◆ Instructions for the task ◆
Your task is to repeat the entries exactly. Leave the pictures out.
[begin Data for processing]
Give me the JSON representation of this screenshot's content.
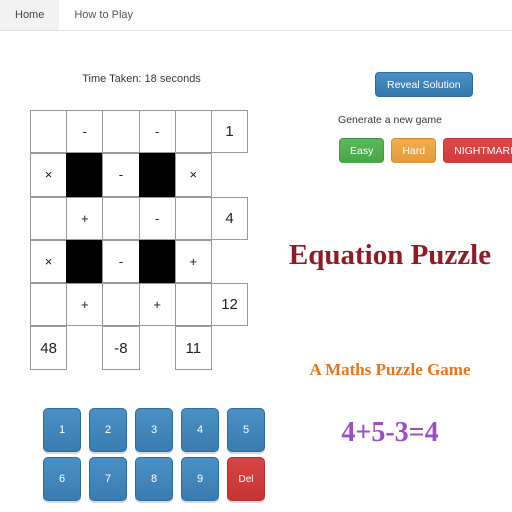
{
  "nav": {
    "items": [
      {
        "label": "Home",
        "active": true
      },
      {
        "label": "How to Play",
        "active": false
      }
    ]
  },
  "status": {
    "timer": "Time Taken: 18 seconds"
  },
  "puzzle": {
    "rows": 6,
    "cols": 6,
    "cells": [
      [
        {
          "text": "",
          "type": "input"
        },
        {
          "text": "-",
          "type": "op"
        },
        {
          "text": "",
          "type": "input"
        },
        {
          "text": "-",
          "type": "op"
        },
        {
          "text": "",
          "type": "input"
        },
        {
          "text": "1",
          "type": "result"
        }
      ],
      [
        {
          "text": "×",
          "type": "op"
        },
        {
          "text": "",
          "type": "black"
        },
        {
          "text": "-",
          "type": "op"
        },
        {
          "text": "",
          "type": "black"
        },
        {
          "text": "×",
          "type": "op"
        },
        {
          "text": "",
          "type": "void"
        }
      ],
      [
        {
          "text": "",
          "type": "input"
        },
        {
          "text": "+",
          "type": "op"
        },
        {
          "text": "",
          "type": "input"
        },
        {
          "text": "-",
          "type": "op"
        },
        {
          "text": "",
          "type": "input"
        },
        {
          "text": "4",
          "type": "result"
        }
      ],
      [
        {
          "text": "×",
          "type": "op"
        },
        {
          "text": "",
          "type": "black"
        },
        {
          "text": "-",
          "type": "op"
        },
        {
          "text": "",
          "type": "black"
        },
        {
          "text": "+",
          "type": "op"
        },
        {
          "text": "",
          "type": "void"
        }
      ],
      [
        {
          "text": "",
          "type": "input"
        },
        {
          "text": "+",
          "type": "op"
        },
        {
          "text": "",
          "type": "input"
        },
        {
          "text": "+",
          "type": "op"
        },
        {
          "text": "",
          "type": "input"
        },
        {
          "text": "12",
          "type": "result"
        }
      ],
      [
        {
          "text": "48",
          "type": "result"
        },
        {
          "text": "",
          "type": "void"
        },
        {
          "text": "-8",
          "type": "result"
        },
        {
          "text": "",
          "type": "void"
        },
        {
          "text": "11",
          "type": "result"
        },
        {
          "text": "",
          "type": "void"
        }
      ]
    ]
  },
  "keypad": {
    "rows": [
      [
        {
          "label": "1",
          "kind": "num"
        },
        {
          "label": "2",
          "kind": "num"
        },
        {
          "label": "3",
          "kind": "num"
        },
        {
          "label": "4",
          "kind": "num"
        },
        {
          "label": "5",
          "kind": "num"
        }
      ],
      [
        {
          "label": "6",
          "kind": "num"
        },
        {
          "label": "7",
          "kind": "num"
        },
        {
          "label": "8",
          "kind": "num"
        },
        {
          "label": "9",
          "kind": "num"
        },
        {
          "label": "Del",
          "kind": "del"
        }
      ]
    ]
  },
  "panel": {
    "reveal_label": "Reveal Solution",
    "generate_label": "Generate a new game",
    "difficulties": [
      {
        "label": "Easy",
        "style": "easy"
      },
      {
        "label": "Hard",
        "style": "hard"
      },
      {
        "label": "NIGHTMARE",
        "style": "night"
      }
    ],
    "brand_title": "Equation Puzzle",
    "brand_subtitle": "A Maths Puzzle Game",
    "brand_equation": "4+5-3=4"
  },
  "colors": {
    "reveal_blue": "#3479ad",
    "easy_green": "#5cb85c",
    "hard_orange": "#f0ad4e",
    "nightmare_red": "#e04848",
    "key_blue": "#4a90c4",
    "del_red": "#d64545",
    "title_red": "#8c1c26",
    "subtitle_orange": "#e8751a",
    "equation_purple": "#9b4fc4"
  }
}
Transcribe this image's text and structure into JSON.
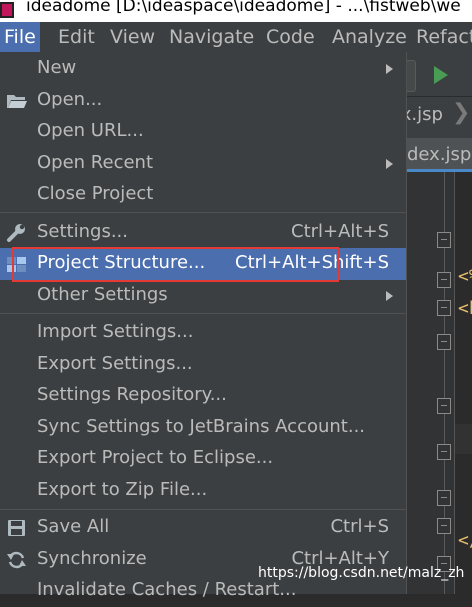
{
  "titlebar": {
    "title": "ideadome [D:\\ideaspace\\ideadome] - ...\\fistweb\\we"
  },
  "menubar": {
    "items": [
      "File",
      "Edit",
      "View",
      "Navigate",
      "Code",
      "Analyze",
      "Refacto"
    ]
  },
  "editor": {
    "nav_file": "ex.jsp",
    "tab_label": "dex.jsp",
    "code_fragments": [
      "<%",
      "<h",
      "</"
    ]
  },
  "file_menu": {
    "items": [
      {
        "label": "New",
        "shortcut": "",
        "submenu": true
      },
      {
        "label": "Open...",
        "shortcut": "",
        "icon": "folder-open-icon"
      },
      {
        "label": "Open URL...",
        "shortcut": ""
      },
      {
        "label": "Open Recent",
        "shortcut": "",
        "submenu": true
      },
      {
        "label": "Close Project",
        "shortcut": ""
      },
      {
        "label": "Settings...",
        "shortcut": "Ctrl+Alt+S",
        "icon": "wrench-icon"
      },
      {
        "label": "Project Structure...",
        "shortcut": "Ctrl+Alt+Shift+S",
        "icon": "project-structure-icon",
        "selected": true
      },
      {
        "label": "Other Settings",
        "shortcut": "",
        "submenu": true
      },
      {
        "label": "Import Settings...",
        "shortcut": ""
      },
      {
        "label": "Export Settings...",
        "shortcut": ""
      },
      {
        "label": "Settings Repository...",
        "shortcut": ""
      },
      {
        "label": "Sync Settings to JetBrains Account...",
        "shortcut": ""
      },
      {
        "label": "Export Project to Eclipse...",
        "shortcut": ""
      },
      {
        "label": "Export to Zip File...",
        "shortcut": ""
      },
      {
        "label": "Save All",
        "shortcut": "Ctrl+S",
        "icon": "save-icon"
      },
      {
        "label": "Synchronize",
        "shortcut": "Ctrl+Alt+Y",
        "icon": "sync-icon"
      },
      {
        "label": "Invalidate Caches / Restart...",
        "shortcut": ""
      }
    ]
  },
  "watermark": "https://blog.csdn.net/malz_zh",
  "colors": {
    "menu_bg": "#3c3f41",
    "selection": "#4b6eaf",
    "annotation": "#e53935"
  }
}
[end Data for processing]
◆ Exercise response ◆
Give me the JSON representation of this screenshot's content.
{
  "nav": {
    "items": [
      {
        "label": "Home",
        "active": true
      },
      {
        "label": "How to Play",
        "active": false
      }
    ]
  },
  "status": {
    "timer": "Time Taken: 18 seconds"
  },
  "puzzle": {
    "rows": 6,
    "cols": 6,
    "cells": [
      [
        {
          "text": "",
          "type": "input"
        },
        {
          "text": "-",
          "type": "op"
        },
        {
          "text": "",
          "type": "input"
        },
        {
          "text": "-",
          "type": "op"
        },
        {
          "text": "",
          "type": "input"
        },
        {
          "text": "1",
          "type": "result"
        }
      ],
      [
        {
          "text": "×",
          "type": "op"
        },
        {
          "text": "",
          "type": "black"
        },
        {
          "text": "-",
          "type": "op"
        },
        {
          "text": "",
          "type": "black"
        },
        {
          "text": "×",
          "type": "op"
        },
        {
          "text": "",
          "type": "void"
        }
      ],
      [
        {
          "text": "",
          "type": "input"
        },
        {
          "text": "+",
          "type": "op"
        },
        {
          "text": "",
          "type": "input"
        },
        {
          "text": "-",
          "type": "op"
        },
        {
          "text": "",
          "type": "input"
        },
        {
          "text": "4",
          "type": "result"
        }
      ],
      [
        {
          "text": "×",
          "type": "op"
        },
        {
          "text": "",
          "type": "black"
        },
        {
          "text": "-",
          "type": "op"
        },
        {
          "text": "",
          "type": "black"
        },
        {
          "text": "+",
          "type": "op"
        },
        {
          "text": "",
          "type": "void"
        }
      ],
      [
        {
          "text": "",
          "type": "input"
        },
        {
          "text": "+",
          "type": "op"
        },
        {
          "text": "",
          "type": "input"
        },
        {
          "text": "+",
          "type": "op"
        },
        {
          "text": "",
          "type": "input"
        },
        {
          "text": "12",
          "type": "result"
        }
      ],
      [
        {
          "text": "48",
          "type": "result"
        },
        {
          "text": "",
          "type": "void"
        },
        {
          "text": "-8",
          "type": "result"
        },
        {
          "text": "",
          "type": "void"
        },
        {
          "text": "11",
          "type": "result"
        },
        {
          "text": "",
          "type": "void"
        }
      ]
    ]
  },
  "keypad": {
    "rows": [
      [
        {
          "label": "1",
          "kind": "num"
        },
        {
          "label": "2",
          "kind": "num"
        },
        {
          "label": "3",
          "kind": "num"
        },
        {
          "label": "4",
          "kind": "num"
        },
        {
          "label": "5",
          "kind": "num"
        }
      ],
      [
        {
          "label": "6",
          "kind": "num"
        },
        {
          "label": "7",
          "kind": "num"
        },
        {
          "label": "8",
          "kind": "num"
        },
        {
          "label": "9",
          "kind": "num"
        },
        {
          "label": "Del",
          "kind": "del"
        }
      ]
    ]
  },
  "panel": {
    "reveal_label": "Reveal Solution",
    "generate_label": "Generate a new game",
    "difficulties": [
      {
        "label": "Easy",
        "style": "easy"
      },
      {
        "label": "Hard",
        "style": "hard"
      },
      {
        "label": "NIGHTMARE",
        "style": "night"
      }
    ],
    "brand_title": "Equation Puzzle",
    "brand_subtitle": "A Maths Puzzle Game",
    "brand_equation": "4+5-3=4"
  },
  "colors": {
    "reveal_blue": "#3479ad",
    "easy_green": "#5cb85c",
    "hard_orange": "#f0ad4e",
    "nightmare_red": "#e04848",
    "key_blue": "#4a90c4",
    "del_red": "#d64545",
    "title_red": "#8c1c26",
    "subtitle_orange": "#e8751a",
    "equation_purple": "#9b4fc4"
  }
}
Transcribe this image's text and structure into JSON.
{
  "titlebar": {
    "title": "ideadome [D:\\ideaspace\\ideadome] - ...\\fistweb\\we"
  },
  "menubar": {
    "items": [
      "File",
      "Edit",
      "View",
      "Navigate",
      "Code",
      "Analyze",
      "Refacto"
    ]
  },
  "editor": {
    "nav_file": "ex.jsp",
    "tab_label": "dex.jsp",
    "code_fragments": [
      "<%",
      "<h",
      "</"
    ]
  },
  "file_menu": {
    "items": [
      {
        "label": "New",
        "shortcut": "",
        "submenu": true
      },
      {
        "label": "Open...",
        "shortcut": "",
        "icon": "folder-open-icon"
      },
      {
        "label": "Open URL...",
        "shortcut": ""
      },
      {
        "label": "Open Recent",
        "shortcut": "",
        "submenu": true
      },
      {
        "label": "Close Project",
        "shortcut": ""
      },
      {
        "label": "Settings...",
        "shortcut": "Ctrl+Alt+S",
        "icon": "wrench-icon"
      },
      {
        "label": "Project Structure...",
        "shortcut": "Ctrl+Alt+Shift+S",
        "icon": "project-structure-icon",
        "selected": true
      },
      {
        "label": "Other Settings",
        "shortcut": "",
        "submenu": true
      },
      {
        "label": "Import Settings...",
        "shortcut": ""
      },
      {
        "label": "Export Settings...",
        "shortcut": ""
      },
      {
        "label": "Settings Repository...",
        "shortcut": ""
      },
      {
        "label": "Sync Settings to JetBrains Account...",
        "shortcut": ""
      },
      {
        "label": "Export Project to Eclipse...",
        "shortcut": ""
      },
      {
        "label": "Export to Zip File...",
        "shortcut": ""
      },
      {
        "label": "Save All",
        "shortcut": "Ctrl+S",
        "icon": "save-icon"
      },
      {
        "label": "Synchronize",
        "shortcut": "Ctrl+Alt+Y",
        "icon": "sync-icon"
      },
      {
        "label": "Invalidate Caches / Restart...",
        "shortcut": ""
      }
    ]
  },
  "watermark": "https://blog.csdn.net/malz_zh",
  "colors": {
    "menu_bg": "#3c3f41",
    "selection": "#4b6eaf",
    "annotation": "#e53935"
  }
}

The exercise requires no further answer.